* **WHAT TO DO**
Reproduce the rows below word for word, starting with the very first row and ending with the row that contains "kebab-menu-icon[interactable]: [1322, 14, 1328, 34]", including that row.

* **MATERIAL TO PROCESS**
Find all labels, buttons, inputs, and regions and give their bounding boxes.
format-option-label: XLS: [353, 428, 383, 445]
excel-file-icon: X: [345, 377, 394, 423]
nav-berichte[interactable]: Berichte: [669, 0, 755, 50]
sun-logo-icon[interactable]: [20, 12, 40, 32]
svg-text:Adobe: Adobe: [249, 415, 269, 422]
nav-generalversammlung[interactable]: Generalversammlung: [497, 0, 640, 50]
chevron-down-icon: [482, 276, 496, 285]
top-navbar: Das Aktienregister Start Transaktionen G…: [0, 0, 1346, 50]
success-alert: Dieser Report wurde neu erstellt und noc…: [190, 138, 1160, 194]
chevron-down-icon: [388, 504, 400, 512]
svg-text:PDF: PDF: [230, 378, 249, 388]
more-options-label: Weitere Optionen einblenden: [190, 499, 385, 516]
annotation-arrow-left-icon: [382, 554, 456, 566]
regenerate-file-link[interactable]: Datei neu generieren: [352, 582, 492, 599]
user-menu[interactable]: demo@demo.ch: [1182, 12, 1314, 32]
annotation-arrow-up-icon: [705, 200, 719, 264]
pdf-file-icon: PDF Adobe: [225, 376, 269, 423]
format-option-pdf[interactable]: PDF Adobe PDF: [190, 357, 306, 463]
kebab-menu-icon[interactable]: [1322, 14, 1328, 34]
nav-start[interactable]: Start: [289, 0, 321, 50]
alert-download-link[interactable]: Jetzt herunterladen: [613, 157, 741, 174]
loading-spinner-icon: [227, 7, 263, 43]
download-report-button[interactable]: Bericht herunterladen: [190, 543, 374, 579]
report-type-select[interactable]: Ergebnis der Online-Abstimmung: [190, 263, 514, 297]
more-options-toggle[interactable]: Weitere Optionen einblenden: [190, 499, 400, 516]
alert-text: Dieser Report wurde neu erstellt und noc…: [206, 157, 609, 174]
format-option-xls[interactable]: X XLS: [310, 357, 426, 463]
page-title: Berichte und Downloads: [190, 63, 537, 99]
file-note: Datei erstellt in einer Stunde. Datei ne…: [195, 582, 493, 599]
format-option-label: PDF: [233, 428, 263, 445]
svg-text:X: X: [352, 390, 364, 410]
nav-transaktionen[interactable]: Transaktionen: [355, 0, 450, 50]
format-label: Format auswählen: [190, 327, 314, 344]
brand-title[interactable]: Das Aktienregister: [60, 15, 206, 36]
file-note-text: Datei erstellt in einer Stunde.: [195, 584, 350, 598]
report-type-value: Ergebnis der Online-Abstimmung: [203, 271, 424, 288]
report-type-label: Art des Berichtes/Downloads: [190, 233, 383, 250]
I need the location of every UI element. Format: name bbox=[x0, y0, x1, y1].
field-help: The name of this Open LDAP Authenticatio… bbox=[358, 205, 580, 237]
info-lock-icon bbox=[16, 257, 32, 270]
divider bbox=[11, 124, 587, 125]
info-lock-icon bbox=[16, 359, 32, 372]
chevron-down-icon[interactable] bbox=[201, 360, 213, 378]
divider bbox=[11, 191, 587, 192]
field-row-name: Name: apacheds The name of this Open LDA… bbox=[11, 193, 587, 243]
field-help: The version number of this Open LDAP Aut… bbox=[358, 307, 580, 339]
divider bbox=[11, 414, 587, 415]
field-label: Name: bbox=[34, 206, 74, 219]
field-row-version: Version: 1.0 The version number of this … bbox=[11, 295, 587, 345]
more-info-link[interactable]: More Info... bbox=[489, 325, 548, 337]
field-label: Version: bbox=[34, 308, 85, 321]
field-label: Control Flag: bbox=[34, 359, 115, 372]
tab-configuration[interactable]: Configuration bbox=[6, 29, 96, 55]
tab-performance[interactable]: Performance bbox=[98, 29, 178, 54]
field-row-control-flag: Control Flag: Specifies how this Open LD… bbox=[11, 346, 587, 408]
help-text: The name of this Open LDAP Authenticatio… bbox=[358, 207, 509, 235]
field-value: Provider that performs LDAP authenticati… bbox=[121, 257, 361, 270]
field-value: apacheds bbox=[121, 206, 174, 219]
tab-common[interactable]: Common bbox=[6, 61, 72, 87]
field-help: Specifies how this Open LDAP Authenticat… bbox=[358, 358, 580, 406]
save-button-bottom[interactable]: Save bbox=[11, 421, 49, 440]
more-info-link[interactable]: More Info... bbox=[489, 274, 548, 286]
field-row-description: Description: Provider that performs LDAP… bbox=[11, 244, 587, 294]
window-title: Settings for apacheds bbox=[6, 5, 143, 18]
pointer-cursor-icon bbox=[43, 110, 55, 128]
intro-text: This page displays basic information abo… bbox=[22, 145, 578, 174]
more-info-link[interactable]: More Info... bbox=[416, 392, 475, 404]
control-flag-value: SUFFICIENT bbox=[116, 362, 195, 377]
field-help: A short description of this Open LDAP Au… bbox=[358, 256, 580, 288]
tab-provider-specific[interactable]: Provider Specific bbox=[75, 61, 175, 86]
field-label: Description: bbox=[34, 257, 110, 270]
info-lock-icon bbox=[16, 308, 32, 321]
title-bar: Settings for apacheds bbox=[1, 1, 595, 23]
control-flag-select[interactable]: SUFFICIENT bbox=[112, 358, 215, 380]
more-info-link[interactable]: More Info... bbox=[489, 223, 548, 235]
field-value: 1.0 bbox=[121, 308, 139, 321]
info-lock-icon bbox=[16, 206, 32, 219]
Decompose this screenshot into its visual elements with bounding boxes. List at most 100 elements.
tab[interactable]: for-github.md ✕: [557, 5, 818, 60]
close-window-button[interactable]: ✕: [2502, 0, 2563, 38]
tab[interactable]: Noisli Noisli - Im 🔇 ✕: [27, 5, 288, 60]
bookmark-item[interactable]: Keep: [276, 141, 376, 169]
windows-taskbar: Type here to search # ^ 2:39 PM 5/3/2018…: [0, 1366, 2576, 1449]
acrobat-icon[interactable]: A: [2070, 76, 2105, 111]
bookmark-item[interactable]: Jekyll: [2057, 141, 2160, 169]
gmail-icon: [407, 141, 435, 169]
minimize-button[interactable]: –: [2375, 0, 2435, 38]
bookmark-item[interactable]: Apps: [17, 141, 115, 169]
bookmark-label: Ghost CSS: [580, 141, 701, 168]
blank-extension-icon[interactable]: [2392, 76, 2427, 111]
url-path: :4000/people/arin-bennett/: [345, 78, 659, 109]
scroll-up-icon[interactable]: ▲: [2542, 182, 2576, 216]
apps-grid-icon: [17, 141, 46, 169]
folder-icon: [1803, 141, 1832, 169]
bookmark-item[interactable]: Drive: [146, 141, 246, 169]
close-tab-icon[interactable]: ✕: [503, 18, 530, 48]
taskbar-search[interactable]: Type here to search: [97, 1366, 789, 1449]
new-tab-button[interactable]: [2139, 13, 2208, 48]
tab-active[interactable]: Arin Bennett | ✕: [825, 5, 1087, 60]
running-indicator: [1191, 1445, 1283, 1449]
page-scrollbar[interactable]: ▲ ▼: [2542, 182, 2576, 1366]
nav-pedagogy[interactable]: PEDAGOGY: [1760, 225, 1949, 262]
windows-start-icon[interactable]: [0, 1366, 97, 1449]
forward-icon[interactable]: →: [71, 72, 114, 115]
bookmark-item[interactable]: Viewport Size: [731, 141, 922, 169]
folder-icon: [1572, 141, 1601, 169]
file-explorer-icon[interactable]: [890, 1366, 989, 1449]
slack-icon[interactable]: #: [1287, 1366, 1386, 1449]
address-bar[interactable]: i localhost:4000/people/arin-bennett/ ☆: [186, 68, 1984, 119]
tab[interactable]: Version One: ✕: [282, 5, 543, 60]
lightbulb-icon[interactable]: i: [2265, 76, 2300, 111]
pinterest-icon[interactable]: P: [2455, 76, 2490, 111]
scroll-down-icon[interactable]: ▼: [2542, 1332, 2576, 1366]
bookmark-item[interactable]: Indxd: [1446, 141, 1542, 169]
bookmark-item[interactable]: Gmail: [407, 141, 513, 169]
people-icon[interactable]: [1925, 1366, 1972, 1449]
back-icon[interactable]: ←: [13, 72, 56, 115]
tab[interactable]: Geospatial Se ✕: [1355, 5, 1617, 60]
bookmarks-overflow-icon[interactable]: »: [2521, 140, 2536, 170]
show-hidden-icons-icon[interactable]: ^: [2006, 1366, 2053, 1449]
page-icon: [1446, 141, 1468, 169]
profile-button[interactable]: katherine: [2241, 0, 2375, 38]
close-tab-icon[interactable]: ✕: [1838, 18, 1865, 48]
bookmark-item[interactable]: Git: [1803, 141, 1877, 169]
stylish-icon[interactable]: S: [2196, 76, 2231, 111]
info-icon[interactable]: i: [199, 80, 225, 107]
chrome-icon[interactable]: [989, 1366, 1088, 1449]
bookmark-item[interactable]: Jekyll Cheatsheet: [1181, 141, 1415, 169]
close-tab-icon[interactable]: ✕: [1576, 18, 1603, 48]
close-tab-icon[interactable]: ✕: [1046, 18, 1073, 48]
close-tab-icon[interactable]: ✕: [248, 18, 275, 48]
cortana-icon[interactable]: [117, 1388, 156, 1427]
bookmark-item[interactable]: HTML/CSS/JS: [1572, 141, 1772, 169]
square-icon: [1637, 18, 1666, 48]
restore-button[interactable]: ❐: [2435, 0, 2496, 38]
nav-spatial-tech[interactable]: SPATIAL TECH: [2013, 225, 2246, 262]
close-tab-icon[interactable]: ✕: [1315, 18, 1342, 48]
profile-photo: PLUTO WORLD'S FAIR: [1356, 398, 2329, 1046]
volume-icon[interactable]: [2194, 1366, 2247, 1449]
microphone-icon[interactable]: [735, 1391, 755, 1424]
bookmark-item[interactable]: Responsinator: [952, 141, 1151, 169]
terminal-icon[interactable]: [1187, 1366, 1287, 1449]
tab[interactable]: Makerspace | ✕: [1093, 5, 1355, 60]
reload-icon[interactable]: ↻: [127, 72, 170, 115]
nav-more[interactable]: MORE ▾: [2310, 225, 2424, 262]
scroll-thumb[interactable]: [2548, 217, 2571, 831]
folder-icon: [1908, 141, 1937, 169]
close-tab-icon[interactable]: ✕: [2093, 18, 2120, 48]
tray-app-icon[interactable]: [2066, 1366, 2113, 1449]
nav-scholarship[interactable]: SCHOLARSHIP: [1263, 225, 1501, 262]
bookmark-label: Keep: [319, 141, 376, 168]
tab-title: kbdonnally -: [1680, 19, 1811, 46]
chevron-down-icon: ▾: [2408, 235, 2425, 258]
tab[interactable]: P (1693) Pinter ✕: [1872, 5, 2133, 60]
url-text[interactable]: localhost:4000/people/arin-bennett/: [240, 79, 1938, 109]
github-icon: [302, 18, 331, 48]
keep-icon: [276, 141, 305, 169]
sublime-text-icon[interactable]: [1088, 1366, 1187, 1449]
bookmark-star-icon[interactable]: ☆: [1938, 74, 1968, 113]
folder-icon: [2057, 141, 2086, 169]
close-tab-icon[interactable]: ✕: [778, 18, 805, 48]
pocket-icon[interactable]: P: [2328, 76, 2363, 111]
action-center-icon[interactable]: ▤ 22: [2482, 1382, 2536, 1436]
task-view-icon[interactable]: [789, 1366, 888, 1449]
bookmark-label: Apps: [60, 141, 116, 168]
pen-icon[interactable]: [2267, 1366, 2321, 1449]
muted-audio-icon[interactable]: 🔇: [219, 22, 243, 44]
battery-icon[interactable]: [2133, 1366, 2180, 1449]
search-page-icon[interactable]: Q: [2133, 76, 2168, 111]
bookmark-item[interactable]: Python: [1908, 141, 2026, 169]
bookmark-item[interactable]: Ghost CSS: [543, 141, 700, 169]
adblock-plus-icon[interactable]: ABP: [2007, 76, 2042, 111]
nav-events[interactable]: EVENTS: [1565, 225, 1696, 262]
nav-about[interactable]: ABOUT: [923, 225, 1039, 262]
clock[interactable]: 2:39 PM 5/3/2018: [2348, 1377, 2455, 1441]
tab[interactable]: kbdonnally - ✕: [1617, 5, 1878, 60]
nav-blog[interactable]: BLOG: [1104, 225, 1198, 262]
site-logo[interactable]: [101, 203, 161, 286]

* **RESPONSE**
Find all labels, buttons, inputs, and regions and give their bounding boxes.
format-option-label: XLS: [353, 428, 383, 445]
excel-file-icon: X: [345, 377, 394, 423]
nav-berichte[interactable]: Berichte: [669, 0, 755, 50]
sun-logo-icon[interactable]: [20, 12, 40, 32]
svg-text:Adobe: Adobe: [249, 415, 269, 422]
nav-generalversammlung[interactable]: Generalversammlung: [497, 0, 640, 50]
chevron-down-icon: [482, 276, 496, 285]
top-navbar: Das Aktienregister Start Transaktionen G…: [0, 0, 1346, 50]
success-alert: Dieser Report wurde neu erstellt und noc…: [190, 138, 1160, 194]
chevron-down-icon: [388, 504, 400, 512]
svg-text:PDF: PDF: [230, 378, 249, 388]
more-options-label: Weitere Optionen einblenden: [190, 499, 385, 516]
annotation-arrow-left-icon: [382, 554, 456, 566]
regenerate-file-link[interactable]: Datei neu generieren: [352, 582, 492, 599]
user-menu[interactable]: demo@demo.ch: [1182, 12, 1314, 32]
annotation-arrow-up-icon: [705, 200, 719, 264]
pdf-file-icon: PDF Adobe: [225, 376, 269, 423]
format-option-pdf[interactable]: PDF Adobe PDF: [190, 357, 306, 463]
kebab-menu-icon[interactable]: [1322, 14, 1328, 34]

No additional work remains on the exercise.